Directions: Repeat the entries that follow verbatim, without any of their pictures.

Entries:
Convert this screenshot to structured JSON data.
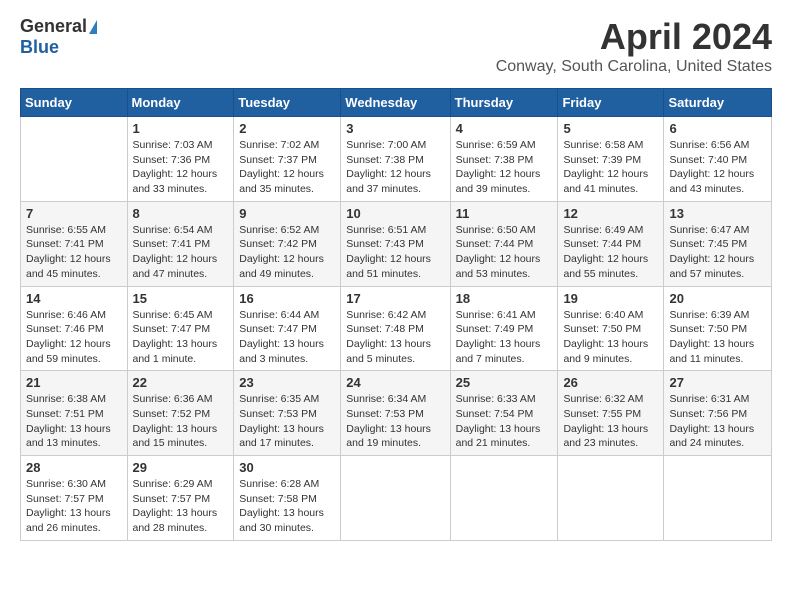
{
  "logo": {
    "general": "General",
    "blue": "Blue"
  },
  "title": "April 2024",
  "location": "Conway, South Carolina, United States",
  "days_of_week": [
    "Sunday",
    "Monday",
    "Tuesday",
    "Wednesday",
    "Thursday",
    "Friday",
    "Saturday"
  ],
  "weeks": [
    [
      {
        "day": "",
        "info": ""
      },
      {
        "day": "1",
        "info": "Sunrise: 7:03 AM\nSunset: 7:36 PM\nDaylight: 12 hours\nand 33 minutes."
      },
      {
        "day": "2",
        "info": "Sunrise: 7:02 AM\nSunset: 7:37 PM\nDaylight: 12 hours\nand 35 minutes."
      },
      {
        "day": "3",
        "info": "Sunrise: 7:00 AM\nSunset: 7:38 PM\nDaylight: 12 hours\nand 37 minutes."
      },
      {
        "day": "4",
        "info": "Sunrise: 6:59 AM\nSunset: 7:38 PM\nDaylight: 12 hours\nand 39 minutes."
      },
      {
        "day": "5",
        "info": "Sunrise: 6:58 AM\nSunset: 7:39 PM\nDaylight: 12 hours\nand 41 minutes."
      },
      {
        "day": "6",
        "info": "Sunrise: 6:56 AM\nSunset: 7:40 PM\nDaylight: 12 hours\nand 43 minutes."
      }
    ],
    [
      {
        "day": "7",
        "info": "Sunrise: 6:55 AM\nSunset: 7:41 PM\nDaylight: 12 hours\nand 45 minutes."
      },
      {
        "day": "8",
        "info": "Sunrise: 6:54 AM\nSunset: 7:41 PM\nDaylight: 12 hours\nand 47 minutes."
      },
      {
        "day": "9",
        "info": "Sunrise: 6:52 AM\nSunset: 7:42 PM\nDaylight: 12 hours\nand 49 minutes."
      },
      {
        "day": "10",
        "info": "Sunrise: 6:51 AM\nSunset: 7:43 PM\nDaylight: 12 hours\nand 51 minutes."
      },
      {
        "day": "11",
        "info": "Sunrise: 6:50 AM\nSunset: 7:44 PM\nDaylight: 12 hours\nand 53 minutes."
      },
      {
        "day": "12",
        "info": "Sunrise: 6:49 AM\nSunset: 7:44 PM\nDaylight: 12 hours\nand 55 minutes."
      },
      {
        "day": "13",
        "info": "Sunrise: 6:47 AM\nSunset: 7:45 PM\nDaylight: 12 hours\nand 57 minutes."
      }
    ],
    [
      {
        "day": "14",
        "info": "Sunrise: 6:46 AM\nSunset: 7:46 PM\nDaylight: 12 hours\nand 59 minutes."
      },
      {
        "day": "15",
        "info": "Sunrise: 6:45 AM\nSunset: 7:47 PM\nDaylight: 13 hours\nand 1 minute."
      },
      {
        "day": "16",
        "info": "Sunrise: 6:44 AM\nSunset: 7:47 PM\nDaylight: 13 hours\nand 3 minutes."
      },
      {
        "day": "17",
        "info": "Sunrise: 6:42 AM\nSunset: 7:48 PM\nDaylight: 13 hours\nand 5 minutes."
      },
      {
        "day": "18",
        "info": "Sunrise: 6:41 AM\nSunset: 7:49 PM\nDaylight: 13 hours\nand 7 minutes."
      },
      {
        "day": "19",
        "info": "Sunrise: 6:40 AM\nSunset: 7:50 PM\nDaylight: 13 hours\nand 9 minutes."
      },
      {
        "day": "20",
        "info": "Sunrise: 6:39 AM\nSunset: 7:50 PM\nDaylight: 13 hours\nand 11 minutes."
      }
    ],
    [
      {
        "day": "21",
        "info": "Sunrise: 6:38 AM\nSunset: 7:51 PM\nDaylight: 13 hours\nand 13 minutes."
      },
      {
        "day": "22",
        "info": "Sunrise: 6:36 AM\nSunset: 7:52 PM\nDaylight: 13 hours\nand 15 minutes."
      },
      {
        "day": "23",
        "info": "Sunrise: 6:35 AM\nSunset: 7:53 PM\nDaylight: 13 hours\nand 17 minutes."
      },
      {
        "day": "24",
        "info": "Sunrise: 6:34 AM\nSunset: 7:53 PM\nDaylight: 13 hours\nand 19 minutes."
      },
      {
        "day": "25",
        "info": "Sunrise: 6:33 AM\nSunset: 7:54 PM\nDaylight: 13 hours\nand 21 minutes."
      },
      {
        "day": "26",
        "info": "Sunrise: 6:32 AM\nSunset: 7:55 PM\nDaylight: 13 hours\nand 23 minutes."
      },
      {
        "day": "27",
        "info": "Sunrise: 6:31 AM\nSunset: 7:56 PM\nDaylight: 13 hours\nand 24 minutes."
      }
    ],
    [
      {
        "day": "28",
        "info": "Sunrise: 6:30 AM\nSunset: 7:57 PM\nDaylight: 13 hours\nand 26 minutes."
      },
      {
        "day": "29",
        "info": "Sunrise: 6:29 AM\nSunset: 7:57 PM\nDaylight: 13 hours\nand 28 minutes."
      },
      {
        "day": "30",
        "info": "Sunrise: 6:28 AM\nSunset: 7:58 PM\nDaylight: 13 hours\nand 30 minutes."
      },
      {
        "day": "",
        "info": ""
      },
      {
        "day": "",
        "info": ""
      },
      {
        "day": "",
        "info": ""
      },
      {
        "day": "",
        "info": ""
      }
    ]
  ]
}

Task answer:
Convert this screenshot to structured JSON data.
{
  "logo": {
    "general": "General",
    "blue": "Blue"
  },
  "title": "April 2024",
  "location": "Conway, South Carolina, United States",
  "days_of_week": [
    "Sunday",
    "Monday",
    "Tuesday",
    "Wednesday",
    "Thursday",
    "Friday",
    "Saturday"
  ],
  "weeks": [
    [
      {
        "day": "",
        "info": ""
      },
      {
        "day": "1",
        "info": "Sunrise: 7:03 AM\nSunset: 7:36 PM\nDaylight: 12 hours\nand 33 minutes."
      },
      {
        "day": "2",
        "info": "Sunrise: 7:02 AM\nSunset: 7:37 PM\nDaylight: 12 hours\nand 35 minutes."
      },
      {
        "day": "3",
        "info": "Sunrise: 7:00 AM\nSunset: 7:38 PM\nDaylight: 12 hours\nand 37 minutes."
      },
      {
        "day": "4",
        "info": "Sunrise: 6:59 AM\nSunset: 7:38 PM\nDaylight: 12 hours\nand 39 minutes."
      },
      {
        "day": "5",
        "info": "Sunrise: 6:58 AM\nSunset: 7:39 PM\nDaylight: 12 hours\nand 41 minutes."
      },
      {
        "day": "6",
        "info": "Sunrise: 6:56 AM\nSunset: 7:40 PM\nDaylight: 12 hours\nand 43 minutes."
      }
    ],
    [
      {
        "day": "7",
        "info": "Sunrise: 6:55 AM\nSunset: 7:41 PM\nDaylight: 12 hours\nand 45 minutes."
      },
      {
        "day": "8",
        "info": "Sunrise: 6:54 AM\nSunset: 7:41 PM\nDaylight: 12 hours\nand 47 minutes."
      },
      {
        "day": "9",
        "info": "Sunrise: 6:52 AM\nSunset: 7:42 PM\nDaylight: 12 hours\nand 49 minutes."
      },
      {
        "day": "10",
        "info": "Sunrise: 6:51 AM\nSunset: 7:43 PM\nDaylight: 12 hours\nand 51 minutes."
      },
      {
        "day": "11",
        "info": "Sunrise: 6:50 AM\nSunset: 7:44 PM\nDaylight: 12 hours\nand 53 minutes."
      },
      {
        "day": "12",
        "info": "Sunrise: 6:49 AM\nSunset: 7:44 PM\nDaylight: 12 hours\nand 55 minutes."
      },
      {
        "day": "13",
        "info": "Sunrise: 6:47 AM\nSunset: 7:45 PM\nDaylight: 12 hours\nand 57 minutes."
      }
    ],
    [
      {
        "day": "14",
        "info": "Sunrise: 6:46 AM\nSunset: 7:46 PM\nDaylight: 12 hours\nand 59 minutes."
      },
      {
        "day": "15",
        "info": "Sunrise: 6:45 AM\nSunset: 7:47 PM\nDaylight: 13 hours\nand 1 minute."
      },
      {
        "day": "16",
        "info": "Sunrise: 6:44 AM\nSunset: 7:47 PM\nDaylight: 13 hours\nand 3 minutes."
      },
      {
        "day": "17",
        "info": "Sunrise: 6:42 AM\nSunset: 7:48 PM\nDaylight: 13 hours\nand 5 minutes."
      },
      {
        "day": "18",
        "info": "Sunrise: 6:41 AM\nSunset: 7:49 PM\nDaylight: 13 hours\nand 7 minutes."
      },
      {
        "day": "19",
        "info": "Sunrise: 6:40 AM\nSunset: 7:50 PM\nDaylight: 13 hours\nand 9 minutes."
      },
      {
        "day": "20",
        "info": "Sunrise: 6:39 AM\nSunset: 7:50 PM\nDaylight: 13 hours\nand 11 minutes."
      }
    ],
    [
      {
        "day": "21",
        "info": "Sunrise: 6:38 AM\nSunset: 7:51 PM\nDaylight: 13 hours\nand 13 minutes."
      },
      {
        "day": "22",
        "info": "Sunrise: 6:36 AM\nSunset: 7:52 PM\nDaylight: 13 hours\nand 15 minutes."
      },
      {
        "day": "23",
        "info": "Sunrise: 6:35 AM\nSunset: 7:53 PM\nDaylight: 13 hours\nand 17 minutes."
      },
      {
        "day": "24",
        "info": "Sunrise: 6:34 AM\nSunset: 7:53 PM\nDaylight: 13 hours\nand 19 minutes."
      },
      {
        "day": "25",
        "info": "Sunrise: 6:33 AM\nSunset: 7:54 PM\nDaylight: 13 hours\nand 21 minutes."
      },
      {
        "day": "26",
        "info": "Sunrise: 6:32 AM\nSunset: 7:55 PM\nDaylight: 13 hours\nand 23 minutes."
      },
      {
        "day": "27",
        "info": "Sunrise: 6:31 AM\nSunset: 7:56 PM\nDaylight: 13 hours\nand 24 minutes."
      }
    ],
    [
      {
        "day": "28",
        "info": "Sunrise: 6:30 AM\nSunset: 7:57 PM\nDaylight: 13 hours\nand 26 minutes."
      },
      {
        "day": "29",
        "info": "Sunrise: 6:29 AM\nSunset: 7:57 PM\nDaylight: 13 hours\nand 28 minutes."
      },
      {
        "day": "30",
        "info": "Sunrise: 6:28 AM\nSunset: 7:58 PM\nDaylight: 13 hours\nand 30 minutes."
      },
      {
        "day": "",
        "info": ""
      },
      {
        "day": "",
        "info": ""
      },
      {
        "day": "",
        "info": ""
      },
      {
        "day": "",
        "info": ""
      }
    ]
  ]
}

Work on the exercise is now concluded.